**GOAL**
Repeat exactly the lines below, from the line containing "Output the text content of this document." through the last line, both included. Leave out any pictures.

**PROVIDED ENTRIES**
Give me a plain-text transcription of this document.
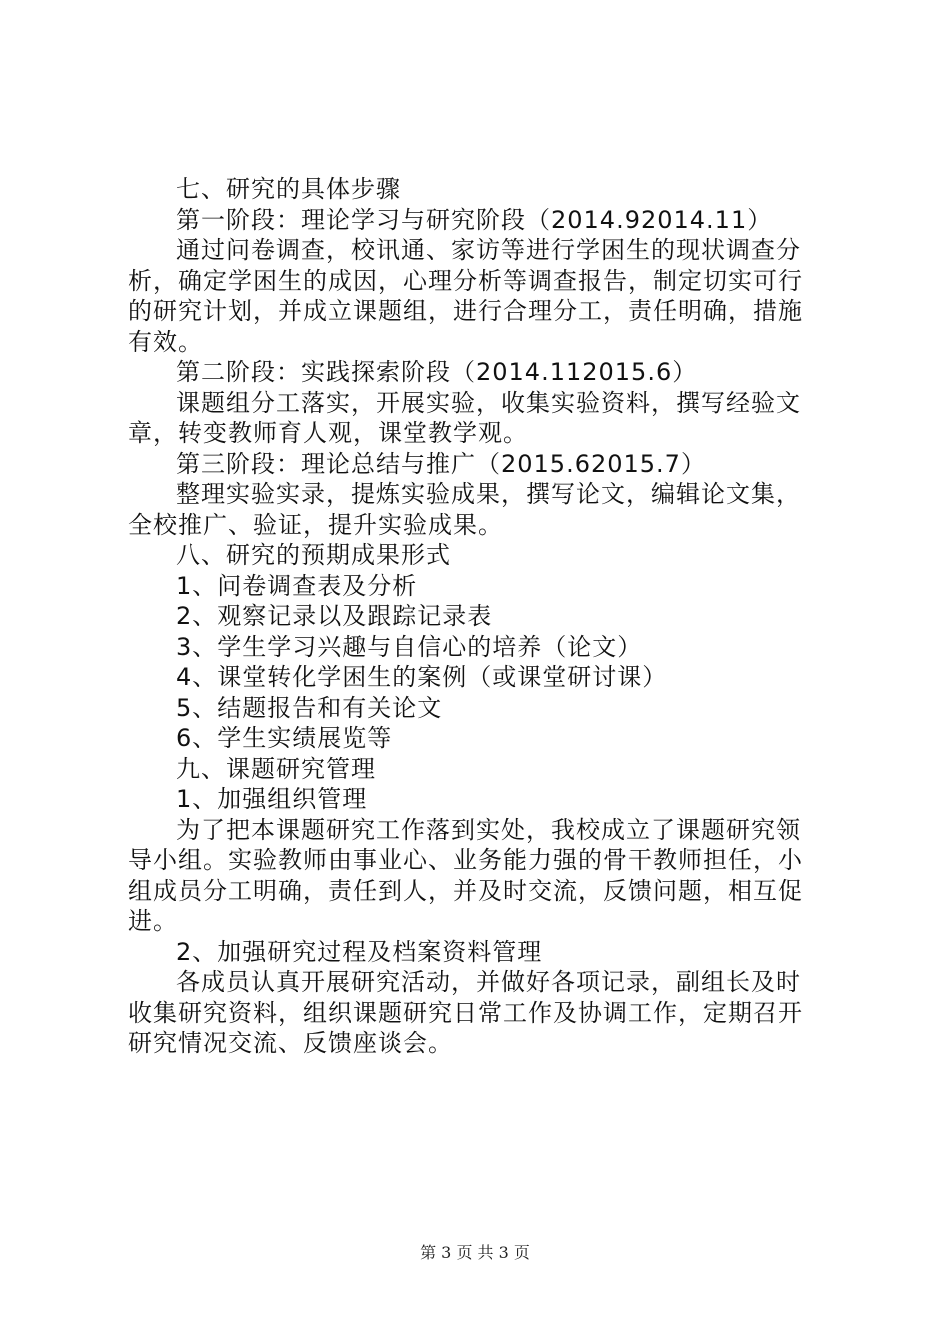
七、研究的具体步骤

第一阶段：理论学习与研究阶段（2014.92014.11）

通过问卷调查，校讯通、家访等进行学困生的现状调查分

析，确定学困生的成因，心理分析等调查报告，制定切实可行

的研究计划，并成立课题组，进行合理分工，责任明确，措施

有效。

第二阶段：实践探索阶段（2014.112015.6）

课题组分工落实，开展实验，收集实验资料，撰写经验文

章，转变教师育人观，课堂教学观。

第三阶段：理论总结与推广（2015.62015.7）

整理实验实录，提炼实验成果，撰写论文，编辑论文集，

全校推广、验证，提升实验成果。

八、研究的预期成果形式

1、问卷调查表及分析

2、观察记录以及跟踪记录表

3、学生学习兴趣与自信心的培养（论文）

4、课堂转化学困生的案例（或课堂研讨课）

5、结题报告和有关论文

6、学生实绩展览等

九、课题研究管理

1、加强组织管理

为了把本课题研究工作落到实处，我校成立了课题研究领

导小组。实验教师由事业心、业务能力强的骨干教师担任，小

组成员分工明确，责任到人，并及时交流，反馈问题，相互促

进。

2、加强研究过程及档案资料管理

各成员认真开展研究活动，并做好各项记录，副组长及时

收集研究资料，组织课题研究日常工作及协调工作，定期召开

研究情况交流、反馈座谈会。

第 3 页 共 3 页
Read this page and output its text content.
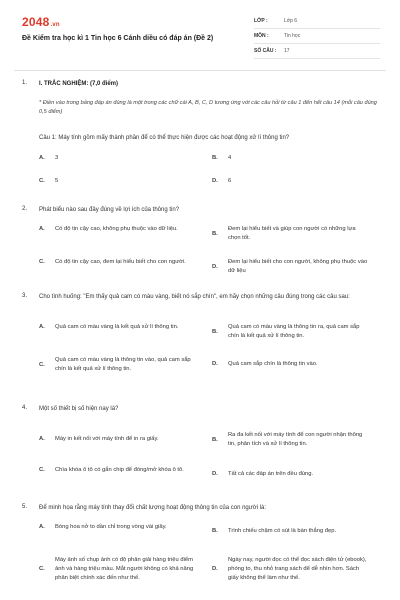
2048.vn
Đề Kiểm tra học kì 1 Tin học 6 Cánh diều có đáp án (Đề 2)
LỚP :	Lớp 6
MÔN :	Tin học
SỐ CÂU :	17
1. I. TRẮC NGHIỆM: (7,0 điểm)
* Điền vào trong bảng đáp án đúng là một trong các chữ cái A, B, C, D tương ứng với các câu hỏi từ câu 1 đến hết câu 14 (mỗi câu đúng 0,5 điểm)
Câu 1: Máy tính gồm mấy thành phần để có thể thực hiện được các hoạt động xử lí thông tin?
A.	3	B.	4
C.	5	D.	6
2. Phát biểu nào sau đây đúng về lợi ích của thông tin?
A.	Có độ tin cậy cao, không phụ thuộc vào dữ liệu.
B.
Đem lại hiểu biết và giúp con người có những lựa chọn tốt.
C.	Có độ tin cậy cao, đem lại hiểu biết cho con người.
D.
Đem lại hiểu biết cho con người, không phụ thuộc vào dữ liệu
3. Cho tình huống: "Em thấy quả cam có màu vàng, biết nó sắp chín", em hãy chọn những câu đúng trong các câu sau:
A.	Quả cam có màu vàng là kết quả xử lí thông tin.
B.
Quả cam có màu vàng là thông tin ra, quả cam sắp chín là kết quả xử lí thông tin.
C.
Quả cam có màu vàng là thông tin vào, quả cam sắp chín là kết quả xử lí thông tin.
D.	Quả cam sắp chín là thông tin vào.
4. Một số thiết bị số hiện nay là?
A.	Máy in kết nối với máy tính để in ra giấy.	B.
Ra đa kết nối với máy tính để con người nhận thông tin, phân tích và xử lí thông tin.
C.	Chìa khóa ô tô có gắn chip để đóng/mở khóa ô tô.
D.	Tất cả các đáp án trên đều đúng.
5. Để minh họa rằng máy tính thay đổi chất lượng hoạt động thông tin của con người là:
A.	Bóng hoa nở to dần chỉ trong vòng vài giây.
B.	Trình chiếu chậm có sút là bàn thắng đẹp.
C.
Máy ảnh số chụp ảnh có độ phân giải hàng triệu điểm ảnh và hàng triệu màu. Mắt người không có khả năng phân biệt chính xác đến như thế.
D.
Ngày nay, người đọc có thể đọc sách điện tử (ebook), phóng to, thu nhỏ trang sách để dễ nhìn hơn. Sách giấy không thể làm như thế.
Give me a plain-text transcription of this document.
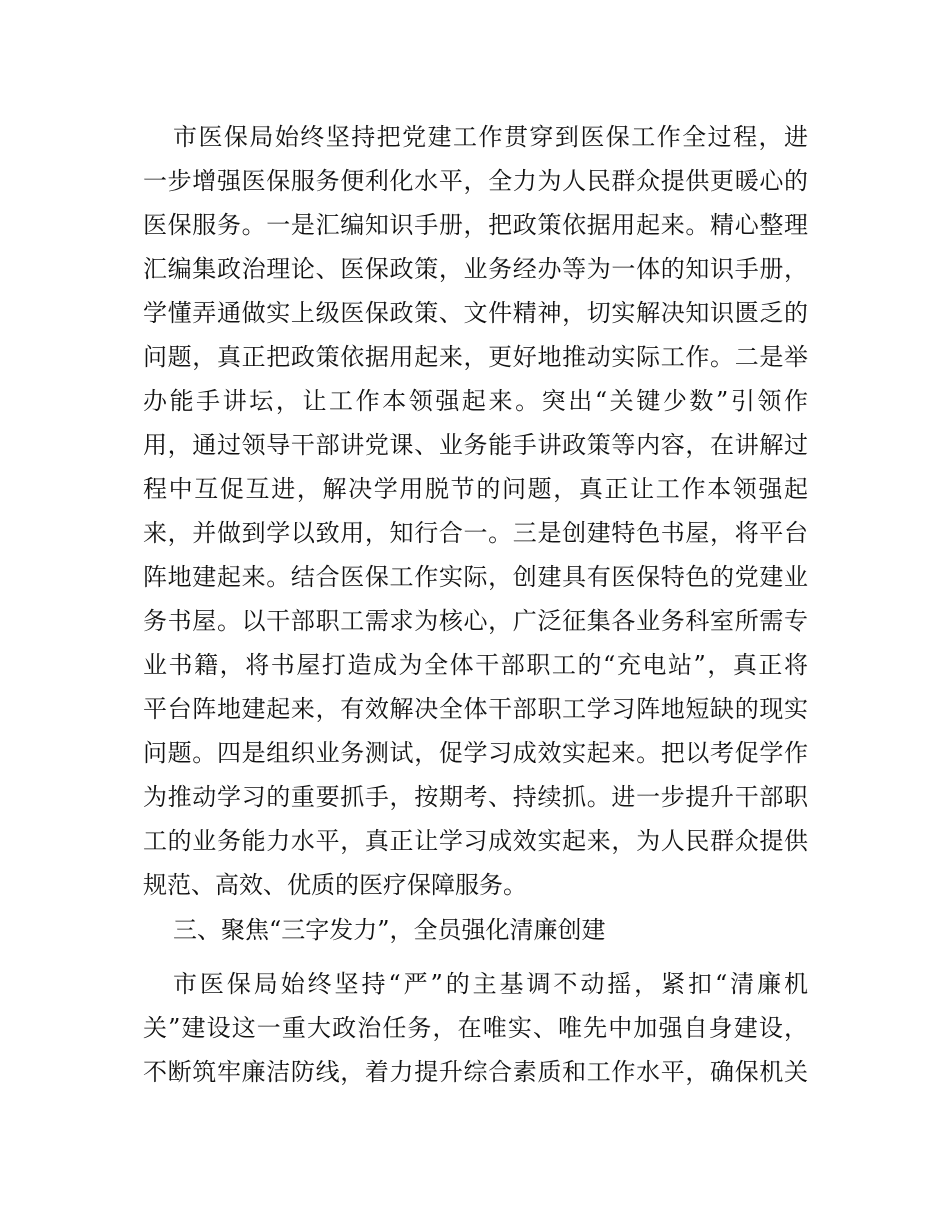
市医保局始终坚持把党建工作贯穿到医保工作全过程，进
一步增强医保服务便利化水平，全力为人民群众提供更暖心的
医保服务。一是汇编知识手册，把政策依据用起来。精心整理
汇编集政治理论、医保政策，业务经办等为一体的知识手册，
学懂弄通做实上级医保政策、文件精神，切实解决知识匮乏的
问题，真正把政策依据用起来，更好地推动实际工作。二是举
办能手讲坛，让工作本领强起来。突出“关键少数”引领作
用，通过领导干部讲党课、业务能手讲政策等内容，在讲解过
程中互促互进，解决学用脱节的问题，真正让工作本领强起
来，并做到学以致用，知行合一。三是创建特色书屋，将平台
阵地建起来。结合医保工作实际，创建具有医保特色的党建业
务书屋。以干部职工需求为核心，广泛征集各业务科室所需专
业书籍，将书屋打造成为全体干部职工的“充电站”，真正将
平台阵地建起来，有效解决全体干部职工学习阵地短缺的现实
问题。四是组织业务测试，促学习成效实起来。把以考促学作
为推动学习的重要抓手，按期考、持续抓。进一步提升干部职
工的业务能力水平，真正让学习成效实起来，为人民群众提供
规范、高效、优质的医疗保障服务。
三、聚焦“三字发力”，全员强化清廉创建
市医保局始终坚持“严”的主基调不动摇，紧扣“清廉机
关”建设这一重大政治任务，在唯实、唯先中加强自身建设，
不断筑牢廉洁防线，着力提升综合素质和工作水平，确保机关
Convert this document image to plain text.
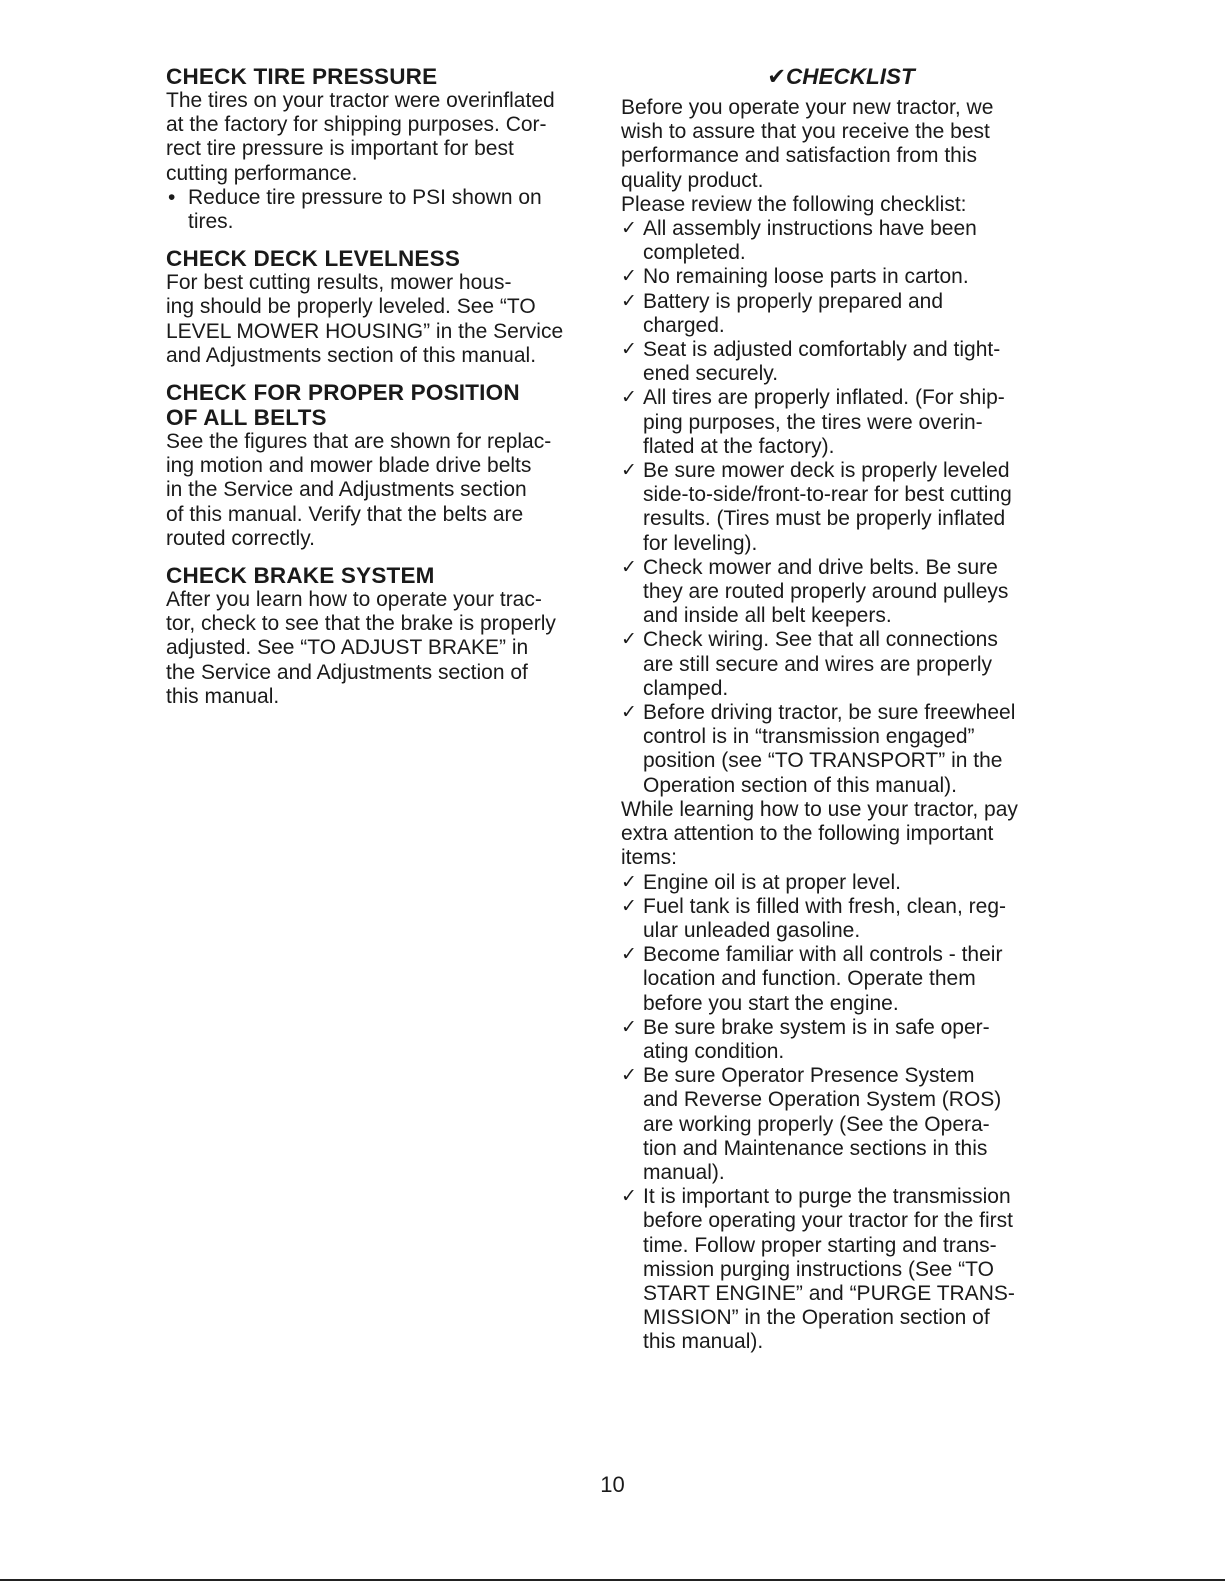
CHECK TIRE PRESSURE
The tires on your tractor were overinflated
at the factory for shipping purposes. Cor-
rect tire pressure is important for best
cutting performance.
• Reduce tire pressure to PSI shown on
tires.
CHECK DECK LEVELNESS
For best cutting results, mower hous-
ing should be properly leveled. See “TO
LEVEL MOWER HOUSING” in the Service
and Adjustments section of this manual.
CHECK FOR PROPER POSITION
OF ALL BELTS
See the figures that are shown for replac-
ing motion and mower blade drive belts
in the Service and Adjustments section
of this manual. Verify that the belts are
routed correctly.
CHECK BRAKE SYSTEM
After you learn how to operate your trac-
tor, check to see that the brake is properly
adjusted. See “TO ADJUST BRAKE” in
the Service and Adjustments section of
this manual.
✔CHECKLIST
Before you operate your new tractor, we
wish to assure that you receive the best
performance and satisfaction from this
quality product.
Please review the following checklist:
✓ All assembly instructions have been
completed.
✓ No remaining loose parts in carton.
✓ Battery is properly prepared and
charged.
✓ Seat is adjusted comfortably and tight-
ened securely.
✓ All tires are properly inflated. (For ship-
ping purposes, the tires were overin-
flated at the factory).
✓ Be sure mower deck is properly leveled
side-to-side/front-to-rear for best cutting
results. (Tires must be properly inflated
for leveling).
✓ Check mower and drive belts. Be sure
they are routed properly around pulleys
and inside all belt keepers.
✓ Check wiring. See that all connections
are still secure and wires are properly
clamped.
✓ Before driving tractor, be sure freewheel
control is in “transmission engaged”
position (see “TO TRANSPORT” in the
Operation section of this manual).
While learning how to use your tractor, pay
extra attention to the following important
items:
✓ Engine oil is at proper level.
✓ Fuel tank is filled with fresh, clean, reg-
ular unleaded gasoline.
✓ Become familiar with all controls - their
location and function. Operate them
before you start the engine.
✓ Be sure brake system is in safe oper-
ating condition.
✓ Be sure Operator Presence System
and Reverse Operation System (ROS)
are working properly (See the Opera-
tion and Maintenance sections in this
manual).
✓ It is important to purge the transmission
before operating your tractor for the first
time. Follow proper starting and trans-
mission purging instructions (See “TO
START ENGINE” and “PURGE TRANS-
MISSION” in the Operation section of
this manual).
10
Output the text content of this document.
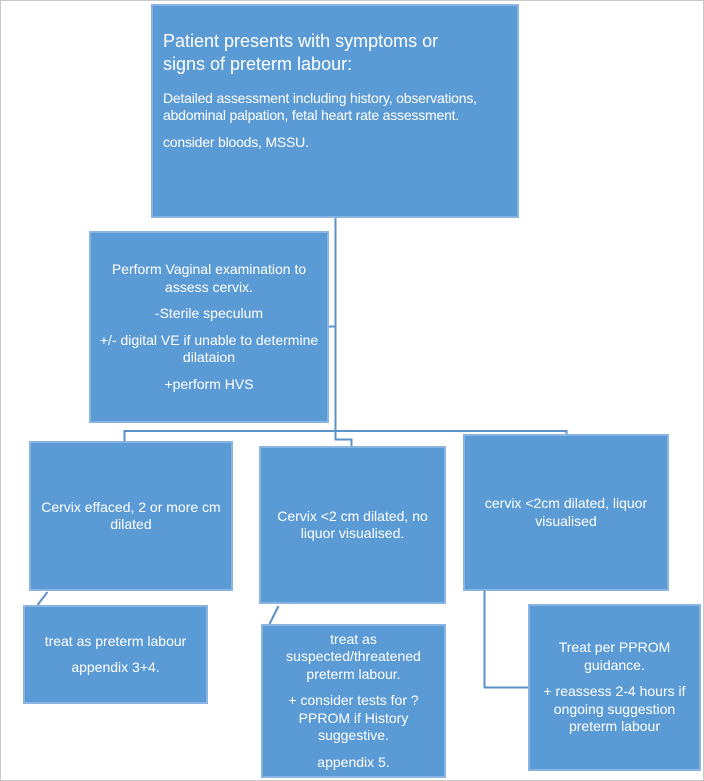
Patient presents with symptoms or signs of preterm labour:
Detailed assessment including history, observations, abdominal palpation, fetal heart rate assessment.
consider bloods, MSSU.
Perform Vaginal examination to assess cervix.
-Sterile speculum
+/- digital VE if unable to determine dilataion
+perform HVS
Cervix effaced, 2 or more cm dilated
Cervix <2 cm dilated, no liquor visualised.
cervix <2cm dilated, liquor visualised
treat as preterm labour
appendix 3+4.
treat as suspected/threatened preterm labour.
+ consider tests for ?PPROM if History suggestive.
appendix 5.
Treat per PPROM guidance.
+ reassess 2-4 hours if ongoing suggestion preterm labour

**WRITTEN ANSWER**
Output the text content of this document.
Patient presents with symptoms or signs of preterm labour:
Detailed assessment including history, observations, abdominal palpation, fetal heart rate assessment.
consider bloods, MSSU.
Perform Vaginal examination to assess cervix.
-Sterile speculum
+/- digital VE if unable to determine dilataion
+perform HVS
Cervix effaced, 2 or more cm dilated
Cervix <2 cm dilated, no liquor visualised.
cervix <2cm dilated, liquor visualised
treat as preterm labour
appendix 3+4.
treat as suspected/threatened preterm labour.
+ consider tests for ?PPROM if History suggestive.
appendix 5.
Treat per PPROM guidance.
+ reassess 2-4 hours if ongoing suggestion preterm labour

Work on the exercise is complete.